--- BEGIN Data lines ---

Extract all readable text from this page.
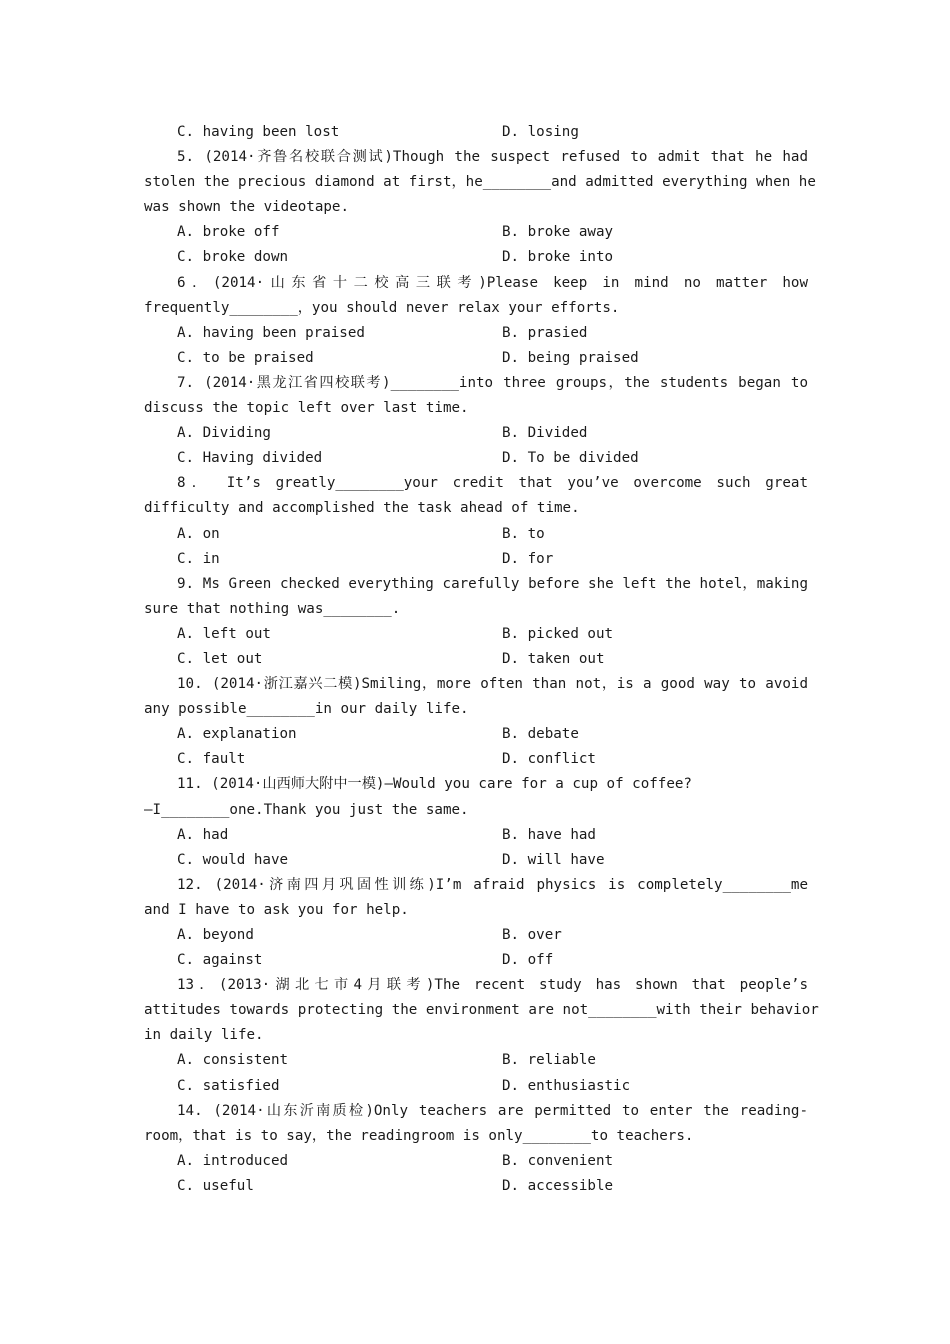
C. having been lost	D. losing
5. (2014·齐鲁名校联合测试)Though the suspect refused to admit that he had
stolen the precious diamond at first，he________and admitted everything when he
was shown the videotape.
A. broke off	B. broke away
C. broke down	D. broke into
6．(2014·山东省十二校高三联考)Please keep in mind no matter how
frequently________，you should never relax your efforts.
A. having been praised	B. prasied
C. to be praised	D. being praised
7. (2014·黑龙江省四校联考)________into three groups，the students began to
discuss the topic left over last time.
A. Dividing	B. Divided
C. Having divided	D. To be divided
8． It’s greatly________your credit that you’ve overcome such great
difficulty and accomplished the task ahead of time.
A. on	B. to
C. in	D. for
9. Ms Green checked everything carefully before she left the hotel，making
sure that nothing was________.
A. left out	B. picked out
C. let out	D. taken out
10. (2014·浙江嘉兴二模)Smiling，more often than not，is a good way to avoid
any possible________in our daily life.
A. explanation	B. debate
C. fault	D. conflict
11. (2014·山西师大附中一模)—Would you care for a cup of coffee?
—I________one.Thank you just the same.
A. had	B. have had
C. would have	D. will have
12. (2014·济南四月巩固性训练)I’m afraid physics is completely________me
and I have to ask you for help.
A. beyond	B. over
C. against	D. off
13．(2013·湖北七市4月联考)The recent study has shown that people’s
attitudes towards protecting the environment are not________with their behavior
in daily life.
A. consistent	B. reliable
C. satisfied	D. enthusiastic
14. (2014·山东沂南质检)Only teachers are permitted to enter the reading-
room，that is to say，the readingroom is only________to teachers.
A. introduced	B. convenient
C. useful	D. accessible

--- END Data lines ---

Restate the whole listing above exactly, please, omitting every image.

Extract all readable text from this page.
C. having been lost	D. losing
5. (2014·齐鲁名校联合测试)Though the suspect refused to admit that he had
stolen the precious diamond at first，he________and admitted everything when he
was shown the videotape.
A. broke off	B. broke away
C. broke down	D. broke into
6．(2014·山东省十二校高三联考)Please keep in mind no matter how
frequently________，you should never relax your efforts.
A. having been praised	B. prasied
C. to be praised	D. being praised
7. (2014·黑龙江省四校联考)________into three groups，the students began to
discuss the topic left over last time.
A. Dividing	B. Divided
C. Having divided	D. To be divided
8． It’s greatly________your credit that you’ve overcome such great
difficulty and accomplished the task ahead of time.
A. on	B. to
C. in	D. for
9. Ms Green checked everything carefully before she left the hotel，making
sure that nothing was________.
A. left out	B. picked out
C. let out	D. taken out
10. (2014·浙江嘉兴二模)Smiling，more often than not，is a good way to avoid
any possible________in our daily life.
A. explanation	B. debate
C. fault	D. conflict
11. (2014·山西师大附中一模)—Would you care for a cup of coffee?
—I________one.Thank you just the same.
A. had	B. have had
C. would have	D. will have
12. (2014·济南四月巩固性训练)I’m afraid physics is completely________me
and I have to ask you for help.
A. beyond	B. over
C. against	D. off
13．(2013·湖北七市4月联考)The recent study has shown that people’s
attitudes towards protecting the environment are not________with their behavior
in daily life.
A. consistent	B. reliable
C. satisfied	D. enthusiastic
14. (2014·山东沂南质检)Only teachers are permitted to enter the reading-
room，that is to say，the readingroom is only________to teachers.
A. introduced	B. convenient
C. useful	D. accessible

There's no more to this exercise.